Records provided —

=== Begin Enclosure ===

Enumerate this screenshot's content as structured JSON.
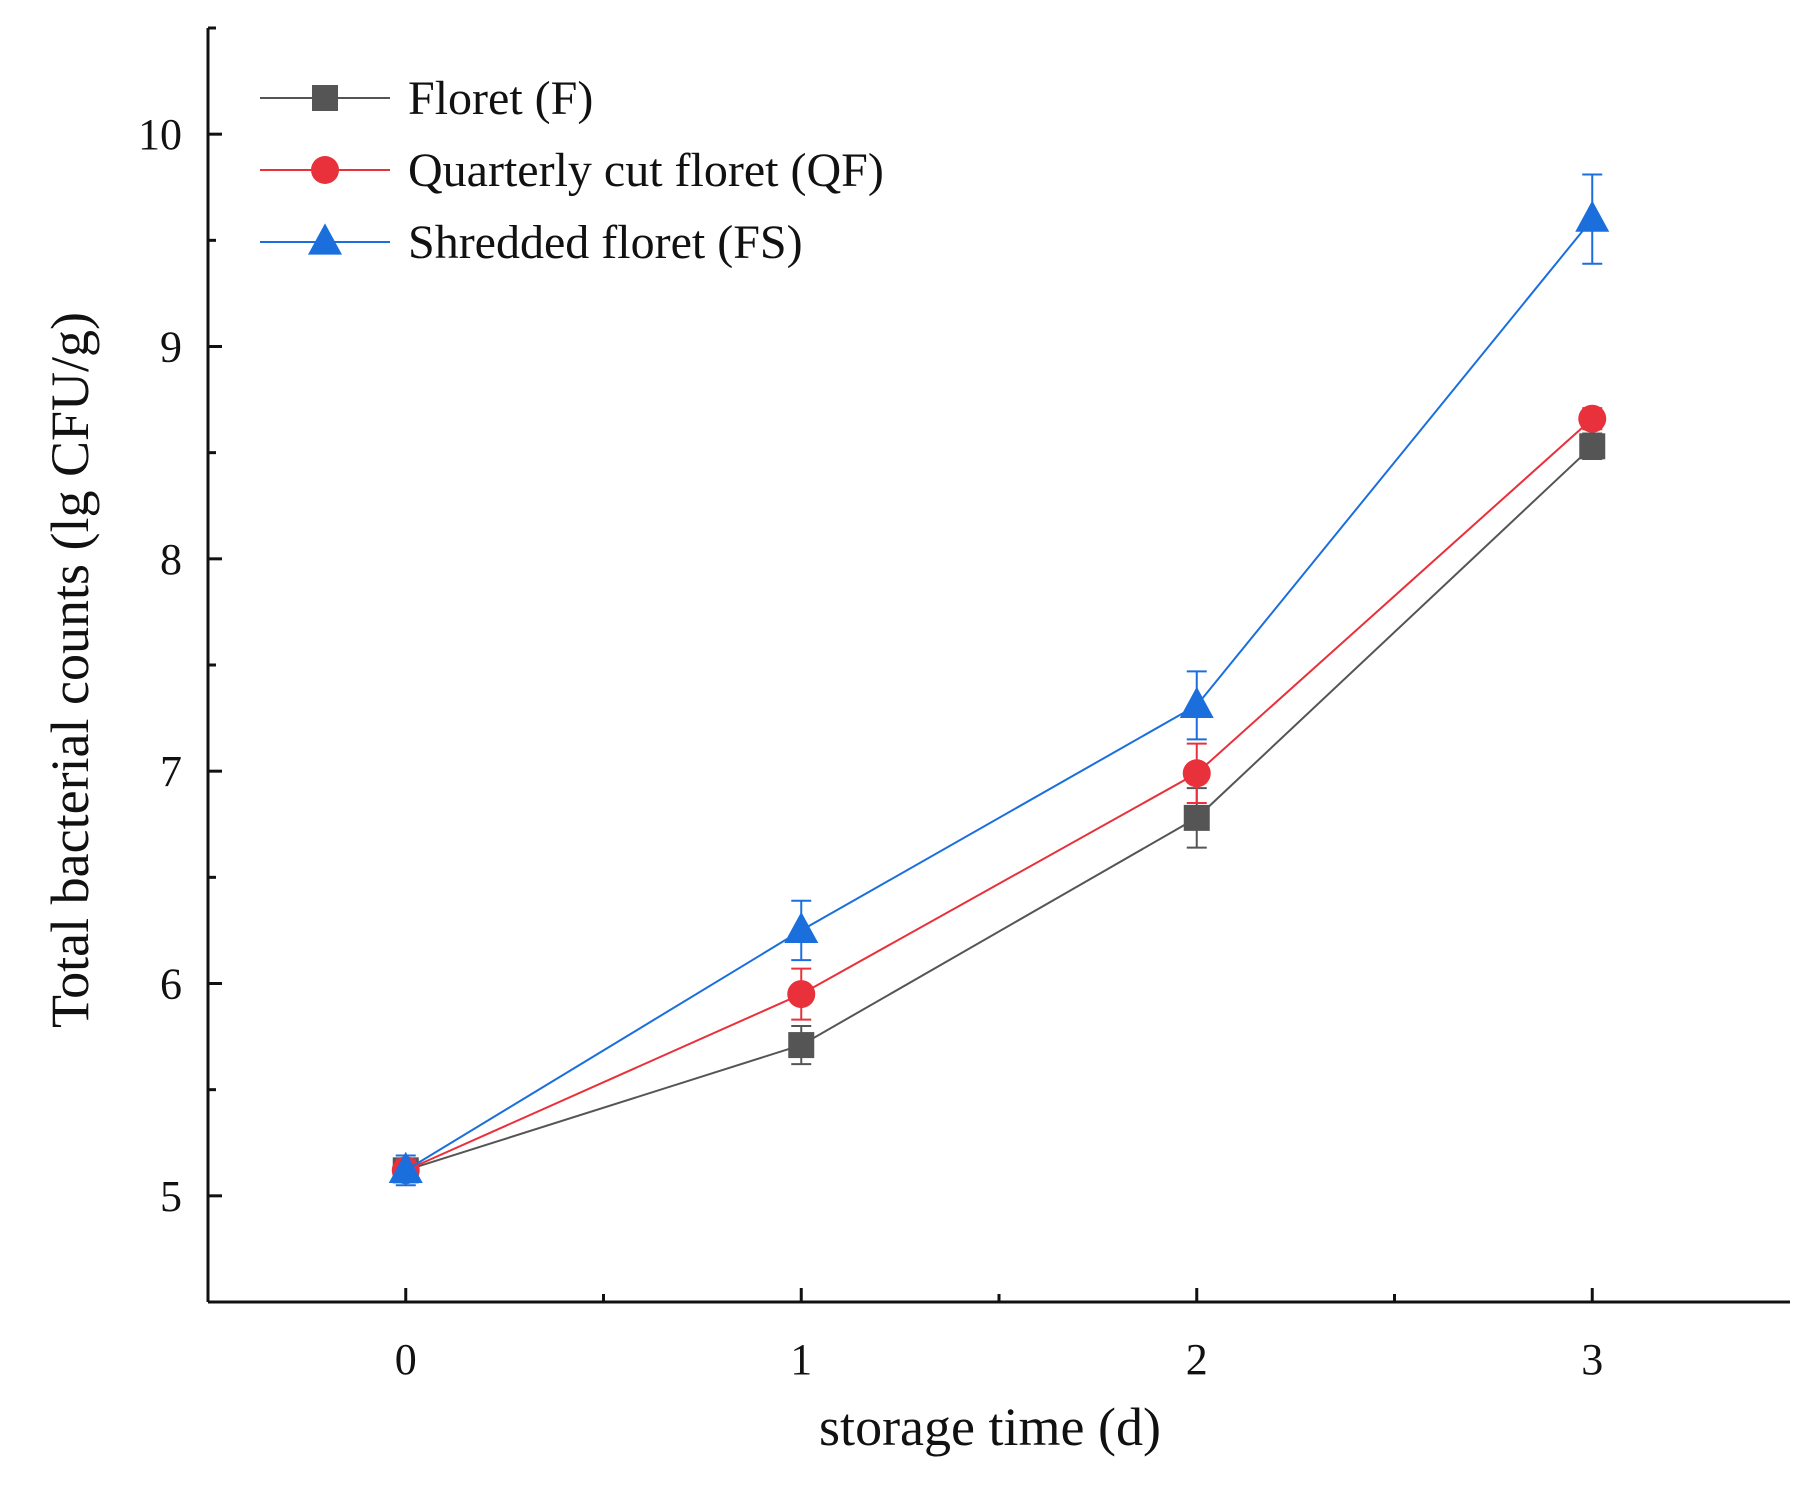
{
  "chart_data": {
    "type": "line",
    "title": "",
    "xlabel": "storage time (d)",
    "ylabel": "Total bacterial counts (lg CFU/g)",
    "x": [
      0,
      1,
      2,
      3
    ],
    "xlim": [
      -0.5,
      3.5
    ],
    "ylim": [
      4.5,
      10.5
    ],
    "xticks": [
      "0",
      "1",
      "2",
      "3"
    ],
    "yticks": [
      "5",
      "6",
      "7",
      "8",
      "9",
      "10"
    ],
    "grid": false,
    "legend_position": "top-left",
    "series": [
      {
        "name": "Floret (F)",
        "marker": "square",
        "color": "#555555",
        "values": [
          5.12,
          5.71,
          6.78,
          8.53
        ],
        "errors": [
          0.05,
          0.09,
          0.14,
          0.06
        ]
      },
      {
        "name": "Quarterly cut floret (QF)",
        "marker": "circle",
        "color": "#e8313b",
        "values": [
          5.12,
          5.95,
          6.99,
          8.66
        ],
        "errors": [
          0.05,
          0.12,
          0.14,
          0.05
        ]
      },
      {
        "name": "Shredded floret (FS)",
        "marker": "triangle",
        "color": "#1a6fdc",
        "values": [
          5.12,
          6.25,
          7.31,
          9.6
        ],
        "errors": [
          0.07,
          0.14,
          0.16,
          0.21
        ]
      }
    ]
  }
}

=== End Enclosure ===

The task — Retype all of the listing above exactly, but keep its pictures out.

Answer for this exercise —
Enumerate this screenshot's content as structured JSON.
{
  "chart_data": {
    "type": "line",
    "title": "",
    "xlabel": "storage time (d)",
    "ylabel": "Total bacterial counts (lg CFU/g)",
    "x": [
      0,
      1,
      2,
      3
    ],
    "xlim": [
      -0.5,
      3.5
    ],
    "ylim": [
      4.5,
      10.5
    ],
    "xticks": [
      "0",
      "1",
      "2",
      "3"
    ],
    "yticks": [
      "5",
      "6",
      "7",
      "8",
      "9",
      "10"
    ],
    "grid": false,
    "legend_position": "top-left",
    "series": [
      {
        "name": "Floret (F)",
        "marker": "square",
        "color": "#555555",
        "values": [
          5.12,
          5.71,
          6.78,
          8.53
        ],
        "errors": [
          0.05,
          0.09,
          0.14,
          0.06
        ]
      },
      {
        "name": "Quarterly cut floret (QF)",
        "marker": "circle",
        "color": "#e8313b",
        "values": [
          5.12,
          5.95,
          6.99,
          8.66
        ],
        "errors": [
          0.05,
          0.12,
          0.14,
          0.05
        ]
      },
      {
        "name": "Shredded floret (FS)",
        "marker": "triangle",
        "color": "#1a6fdc",
        "values": [
          5.12,
          6.25,
          7.31,
          9.6
        ],
        "errors": [
          0.07,
          0.14,
          0.16,
          0.21
        ]
      }
    ]
  }
}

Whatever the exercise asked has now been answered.